• **Exercise data**
>>>>>
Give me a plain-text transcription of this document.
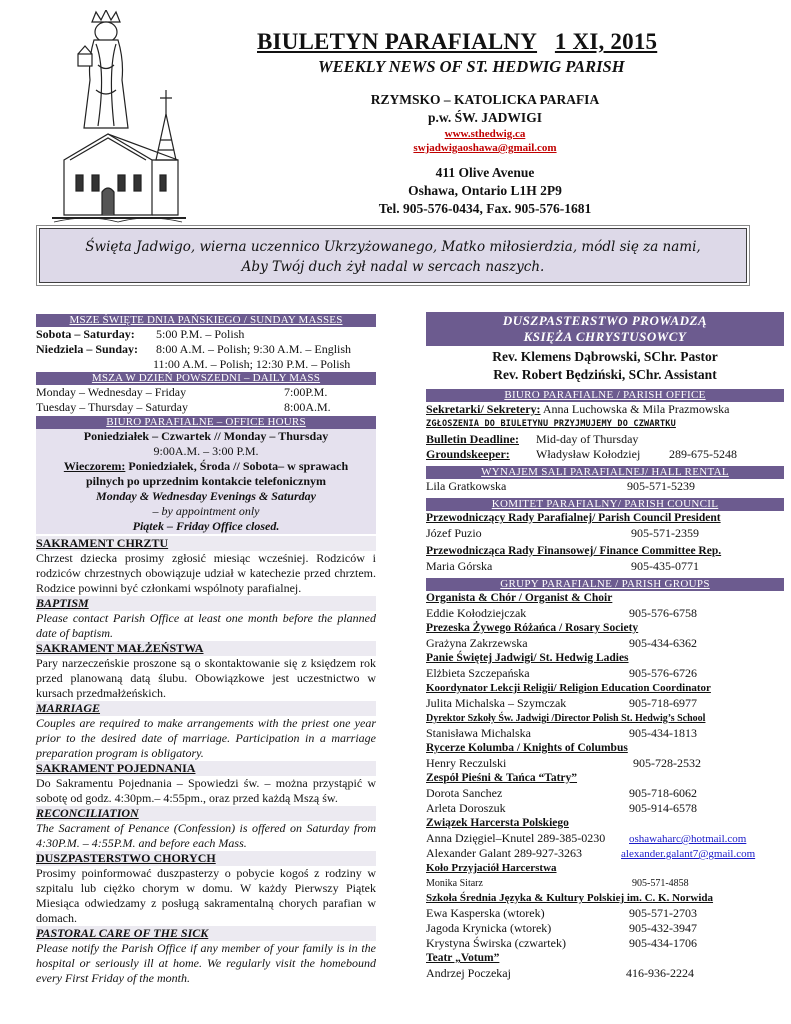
BIULETYN PARAFIALNY 1 XI, 2015
WEEKLY NEWS OF ST. HEDWIG PARISH
RZYMSKO – KATOLICKA PARAFIA
p.w. ŚW. JADWIGI
www.sthedwig.ca
swjadwigaoshawa@gmail.com
411 Olive Avenue
Oshawa, Ontario L1H 2P9
Tel. 905-576-0434, Fax. 905-576-1681
Święta Jadwigo, wierna uczennico Ukrzyżowanego, Matko miłosierdzia, módl się za nami,
Aby Twój duch żył nadal w sercach naszych.
MSZE ŚWIĘTE DNIA PAŃSKIEGO / SUNDAY MASSES
Sobota – Saturday:	5:00 P.M. – Polish
Niedziela – Sunday:	8:00 A.M. – Polish; 9:30 A.M. – English
11:00 A.M. – Polish; 12:30 P.M. – Polish
MSZA W DZIEŃ POWSZEDNI – DAILY MASS
Monday – Wednesday – Friday	7:00P.M.
Tuesday – Thursday – Saturday	8:00A.M.
BIURO PARAFIALNE – OFFICE HOURS
Poniedziałek – Czwartek // Monday – Thursday
9:00A.M. – 3:00 P.M.
Wieczorem: Poniedziałek, Środa // Sobota– w sprawach
pilnych po uprzednim kontakcie telefonicznym
Monday & Wednesday Evenings & Saturday
– by appointment only
Piątek – Friday Office closed.
SAKRAMENT CHRZTU
Chrzest dziecka prosimy zgłosić miesiąc wcześniej. Rodziców i rodziców chrzestnych obowiązuje udział w katechezie przed chrztem. Rodzice powinni być członkami wspólnoty parafialnej.
BAPTISM
Please contact Parish Office at least one month before the planned date of baptism.
SAKRAMENT MAŁŻEŃSTWA
Pary narzeczeńskie proszone są o skontaktowanie się z księdzem rok przed planowaną datą ślubu. Obowiązkowe jest uczestnictwo w kursach przedmałżeńskich.
MARRIAGE
Couples are required to make arrangements with the priest one year prior to the desired date of marriage. Participation in a marriage preparation program is obligatory.
SAKRAMENT POJEDNANIA
Do Sakramentu Pojednania – Spowiedzi św. – można przystąpić w sobotę od godz. 4:30pm.– 4:55pm., oraz przed każdą Mszą św.
RECONCILIATION
The Sacrament of Penance (Confession) is offered on Saturday from 4:30P.M. – 4:55P.M. and before each Mass.
DUSZPASTERSTWO CHORYCH
Prosimy poinformować duszpasterzy o pobycie kogoś z rodziny w szpitalu lub ciężko chorym w domu. W każdy Pierwszy Piątek Miesiąca odwiedzamy z posługą sakramentalną chorych parafian w domach.
PASTORAL CARE OF THE SICK
Please notify the Parish Office if any member of your family is in the hospital or seriously ill at home. We regularly visit the homebound every First Friday of the month.
DUSZPASTERSTWO PROWADZĄ
KSIĘŻA CHRYSTUSOWCY
Rev. Klemens Dąbrowski, SChr. Pastor
Rev. Robert Będziński, SChr. Assistant
BIURO PARAFIALNE / PARISH OFFICE
Sekretarki/ Sekretery: Anna Luchowska & Mila Prazmowska
ZGŁOSZENIA DO BIULETYNU PRZYJMUJEMY DO CZWARTKU
Bulletin Deadline: Mid-day of Thursday
Groundskeeper: Władysław Kołodziej 289-675-5248
WYNAJEM SALI PARAFIALNEJ/ HALL RENTAL
Lila Gratkowska	905-571-5239
KOMITET PARAFIALNY/ PARISH COUNCIL
Przewodniczący Rady Parafialnej/ Parish Council President
Józef Puzio	905-571-2359
Przewodnicząca Rady Finansowej/ Finance Committee Rep.
Maria Górska	905-435-0771
GRUPY PARAFIALNE / PARISH GROUPS
Organista & Chór / Organist & Choir
Eddie Kołodziejczak	905-576-6758
Prezeska Żywego Różańca / Rosary Society
Grażyna Zakrzewska	905-434-6362
Panie Świętej Jadwigi/ St. Hedwig Ladies
Elżbieta Szczepańska	905-576-6726
Koordynator Lekcji Religii/ Religion Education Coordinator
Julita Michalska – Szymczak	905-718-6977
Dyrektor Szkoły Św. Jadwigi /Director Polish St. Hedwig’s School
Stanisława Michalska	905-434-1813
Rycerze Kolumba / Knights of Columbus
Henry Reczulski	905-728-2532
Zespół Pieśni & Tańca “Tatry”
Dorota Sanchez	905-718-6062
Arleta Doroszuk	905-914-6578
Związek Harcersta Polskiego
Anna Dzięgiel–Knutel 289-385-0230 oshawaharc@hotmail.com
Alexander Galant 289-927-3263	alexander.galant7@gmail.com
Koło Przyjaciół Harcerstwa
Monika Sitarz	905-571-4858
Szkoła Średnia Języka & Kultury Polskiej im. C. K. Norwida
Ewa Kasperska (wtorek)	905-571-2703
Jagoda Krynicka (wtorek)	905-432-3947
Krystyna Świrska (czwartek)	905-434-1706
Teatr „Votum”
Andrzej Poczekaj	416-936-2224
<<<<<
Make a list of all lines in the data that contain "Michalska".

• **Correct result**
Julita Michalska – Szymczak	905-718-6977
Stanisława Michalska	905-434-1813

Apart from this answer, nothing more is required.